| Requirements |
Restate the whole listing exactly.

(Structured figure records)

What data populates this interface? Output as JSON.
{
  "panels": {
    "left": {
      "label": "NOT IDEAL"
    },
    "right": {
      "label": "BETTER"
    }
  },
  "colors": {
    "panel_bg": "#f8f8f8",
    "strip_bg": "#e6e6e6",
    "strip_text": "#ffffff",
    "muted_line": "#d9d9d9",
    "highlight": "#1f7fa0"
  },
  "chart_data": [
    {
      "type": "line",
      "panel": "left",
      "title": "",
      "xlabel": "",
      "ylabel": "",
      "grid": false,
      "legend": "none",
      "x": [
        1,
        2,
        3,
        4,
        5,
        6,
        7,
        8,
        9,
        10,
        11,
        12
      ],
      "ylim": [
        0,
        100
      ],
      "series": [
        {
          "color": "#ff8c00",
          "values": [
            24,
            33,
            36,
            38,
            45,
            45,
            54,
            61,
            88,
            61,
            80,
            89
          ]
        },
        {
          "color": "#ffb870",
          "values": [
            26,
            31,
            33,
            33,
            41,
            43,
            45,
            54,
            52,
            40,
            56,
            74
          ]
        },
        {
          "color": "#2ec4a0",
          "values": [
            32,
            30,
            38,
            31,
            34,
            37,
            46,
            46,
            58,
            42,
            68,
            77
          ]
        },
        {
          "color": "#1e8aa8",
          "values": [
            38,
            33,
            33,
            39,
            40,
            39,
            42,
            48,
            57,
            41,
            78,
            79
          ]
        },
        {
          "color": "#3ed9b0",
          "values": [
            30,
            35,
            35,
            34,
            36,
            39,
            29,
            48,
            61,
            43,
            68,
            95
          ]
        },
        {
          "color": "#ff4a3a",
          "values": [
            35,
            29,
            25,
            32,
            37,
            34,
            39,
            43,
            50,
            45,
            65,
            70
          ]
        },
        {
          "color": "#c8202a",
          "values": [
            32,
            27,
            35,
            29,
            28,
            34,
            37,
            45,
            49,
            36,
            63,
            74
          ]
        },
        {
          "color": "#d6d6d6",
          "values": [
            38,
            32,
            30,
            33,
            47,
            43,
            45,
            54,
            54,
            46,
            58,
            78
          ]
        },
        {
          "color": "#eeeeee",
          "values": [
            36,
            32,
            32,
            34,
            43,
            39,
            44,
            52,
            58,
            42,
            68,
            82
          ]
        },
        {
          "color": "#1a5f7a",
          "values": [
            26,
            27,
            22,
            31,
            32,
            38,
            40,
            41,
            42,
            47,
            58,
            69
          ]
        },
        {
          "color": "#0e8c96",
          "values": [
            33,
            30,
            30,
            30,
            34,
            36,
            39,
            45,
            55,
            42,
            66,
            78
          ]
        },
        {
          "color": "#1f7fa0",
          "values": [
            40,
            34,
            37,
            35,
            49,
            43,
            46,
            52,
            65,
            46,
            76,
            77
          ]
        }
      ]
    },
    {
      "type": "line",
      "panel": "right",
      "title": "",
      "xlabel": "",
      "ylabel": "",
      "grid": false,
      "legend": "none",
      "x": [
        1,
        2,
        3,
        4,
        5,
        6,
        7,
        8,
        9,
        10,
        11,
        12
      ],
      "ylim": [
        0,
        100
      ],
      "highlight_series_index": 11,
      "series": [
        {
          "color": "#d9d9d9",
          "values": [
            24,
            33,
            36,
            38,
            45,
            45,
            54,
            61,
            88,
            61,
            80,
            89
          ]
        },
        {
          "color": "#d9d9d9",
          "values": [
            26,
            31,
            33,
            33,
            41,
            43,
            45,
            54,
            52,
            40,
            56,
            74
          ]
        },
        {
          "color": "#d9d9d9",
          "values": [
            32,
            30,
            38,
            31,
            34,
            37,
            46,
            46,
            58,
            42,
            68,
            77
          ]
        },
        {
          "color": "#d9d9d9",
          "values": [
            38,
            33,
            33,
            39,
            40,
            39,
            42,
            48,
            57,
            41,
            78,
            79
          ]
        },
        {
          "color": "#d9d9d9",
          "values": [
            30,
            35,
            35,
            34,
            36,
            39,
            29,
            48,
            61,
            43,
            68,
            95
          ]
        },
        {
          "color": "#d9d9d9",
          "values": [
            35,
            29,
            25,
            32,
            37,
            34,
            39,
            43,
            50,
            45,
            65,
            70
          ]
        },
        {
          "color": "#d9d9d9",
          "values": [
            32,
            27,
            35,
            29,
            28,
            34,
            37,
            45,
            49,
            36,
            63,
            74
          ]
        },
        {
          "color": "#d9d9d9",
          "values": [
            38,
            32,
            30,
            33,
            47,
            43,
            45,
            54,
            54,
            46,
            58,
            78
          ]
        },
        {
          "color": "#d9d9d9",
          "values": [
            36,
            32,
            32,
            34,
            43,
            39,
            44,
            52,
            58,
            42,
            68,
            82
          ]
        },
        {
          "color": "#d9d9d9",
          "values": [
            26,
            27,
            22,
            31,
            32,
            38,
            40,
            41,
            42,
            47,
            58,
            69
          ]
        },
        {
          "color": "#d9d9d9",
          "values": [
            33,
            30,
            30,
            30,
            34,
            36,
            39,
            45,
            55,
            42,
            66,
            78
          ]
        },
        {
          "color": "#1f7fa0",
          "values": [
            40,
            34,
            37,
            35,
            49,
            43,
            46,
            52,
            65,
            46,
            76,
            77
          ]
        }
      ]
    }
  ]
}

| Solution for this problem |
What data populates this interface? Output as JSON.
{
  "panels": {
    "left": {
      "label": "NOT IDEAL"
    },
    "right": {
      "label": "BETTER"
    }
  },
  "colors": {
    "panel_bg": "#f8f8f8",
    "strip_bg": "#e6e6e6",
    "strip_text": "#ffffff",
    "muted_line": "#d9d9d9",
    "highlight": "#1f7fa0"
  },
  "chart_data": [
    {
      "type": "line",
      "panel": "left",
      "title": "",
      "xlabel": "",
      "ylabel": "",
      "grid": false,
      "legend": "none",
      "x": [
        1,
        2,
        3,
        4,
        5,
        6,
        7,
        8,
        9,
        10,
        11,
        12
      ],
      "ylim": [
        0,
        100
      ],
      "series": [
        {
          "color": "#ff8c00",
          "values": [
            24,
            33,
            36,
            38,
            45,
            45,
            54,
            61,
            88,
            61,
            80,
            89
          ]
        },
        {
          "color": "#ffb870",
          "values": [
            26,
            31,
            33,
            33,
            41,
            43,
            45,
            54,
            52,
            40,
            56,
            74
          ]
        },
        {
          "color": "#2ec4a0",
          "values": [
            32,
            30,
            38,
            31,
            34,
            37,
            46,
            46,
            58,
            42,
            68,
            77
          ]
        },
        {
          "color": "#1e8aa8",
          "values": [
            38,
            33,
            33,
            39,
            40,
            39,
            42,
            48,
            57,
            41,
            78,
            79
          ]
        },
        {
          "color": "#3ed9b0",
          "values": [
            30,
            35,
            35,
            34,
            36,
            39,
            29,
            48,
            61,
            43,
            68,
            95
          ]
        },
        {
          "color": "#ff4a3a",
          "values": [
            35,
            29,
            25,
            32,
            37,
            34,
            39,
            43,
            50,
            45,
            65,
            70
          ]
        },
        {
          "color": "#c8202a",
          "values": [
            32,
            27,
            35,
            29,
            28,
            34,
            37,
            45,
            49,
            36,
            63,
            74
          ]
        },
        {
          "color": "#d6d6d6",
          "values": [
            38,
            32,
            30,
            33,
            47,
            43,
            45,
            54,
            54,
            46,
            58,
            78
          ]
        },
        {
          "color": "#eeeeee",
          "values": [
            36,
            32,
            32,
            34,
            43,
            39,
            44,
            52,
            58,
            42,
            68,
            82
          ]
        },
        {
          "color": "#1a5f7a",
          "values": [
            26,
            27,
            22,
            31,
            32,
            38,
            40,
            41,
            42,
            47,
            58,
            69
          ]
        },
        {
          "color": "#0e8c96",
          "values": [
            33,
            30,
            30,
            30,
            34,
            36,
            39,
            45,
            55,
            42,
            66,
            78
          ]
        },
        {
          "color": "#1f7fa0",
          "values": [
            40,
            34,
            37,
            35,
            49,
            43,
            46,
            52,
            65,
            46,
            76,
            77
          ]
        }
      ]
    },
    {
      "type": "line",
      "panel": "right",
      "title": "",
      "xlabel": "",
      "ylabel": "",
      "grid": false,
      "legend": "none",
      "x": [
        1,
        2,
        3,
        4,
        5,
        6,
        7,
        8,
        9,
        10,
        11,
        12
      ],
      "ylim": [
        0,
        100
      ],
      "highlight_series_index": 11,
      "series": [
        {
          "color": "#d9d9d9",
          "values": [
            24,
            33,
            36,
            38,
            45,
            45,
            54,
            61,
            88,
            61,
            80,
            89
          ]
        },
        {
          "color": "#d9d9d9",
          "values": [
            26,
            31,
            33,
            33,
            41,
            43,
            45,
            54,
            52,
            40,
            56,
            74
          ]
        },
        {
          "color": "#d9d9d9",
          "values": [
            32,
            30,
            38,
            31,
            34,
            37,
            46,
            46,
            58,
            42,
            68,
            77
          ]
        },
        {
          "color": "#d9d9d9",
          "values": [
            38,
            33,
            33,
            39,
            40,
            39,
            42,
            48,
            57,
            41,
            78,
            79
          ]
        },
        {
          "color": "#d9d9d9",
          "values": [
            30,
            35,
            35,
            34,
            36,
            39,
            29,
            48,
            61,
            43,
            68,
            95
          ]
        },
        {
          "color": "#d9d9d9",
          "values": [
            35,
            29,
            25,
            32,
            37,
            34,
            39,
            43,
            50,
            45,
            65,
            70
          ]
        },
        {
          "color": "#d9d9d9",
          "values": [
            32,
            27,
            35,
            29,
            28,
            34,
            37,
            45,
            49,
            36,
            63,
            74
          ]
        },
        {
          "color": "#d9d9d9",
          "values": [
            38,
            32,
            30,
            33,
            47,
            43,
            45,
            54,
            54,
            46,
            58,
            78
          ]
        },
        {
          "color": "#d9d9d9",
          "values": [
            36,
            32,
            32,
            34,
            43,
            39,
            44,
            52,
            58,
            42,
            68,
            82
          ]
        },
        {
          "color": "#d9d9d9",
          "values": [
            26,
            27,
            22,
            31,
            32,
            38,
            40,
            41,
            42,
            47,
            58,
            69
          ]
        },
        {
          "color": "#d9d9d9",
          "values": [
            33,
            30,
            30,
            30,
            34,
            36,
            39,
            45,
            55,
            42,
            66,
            78
          ]
        },
        {
          "color": "#1f7fa0",
          "values": [
            40,
            34,
            37,
            35,
            49,
            43,
            46,
            52,
            65,
            46,
            76,
            77
          ]
        }
      ]
    }
  ]
}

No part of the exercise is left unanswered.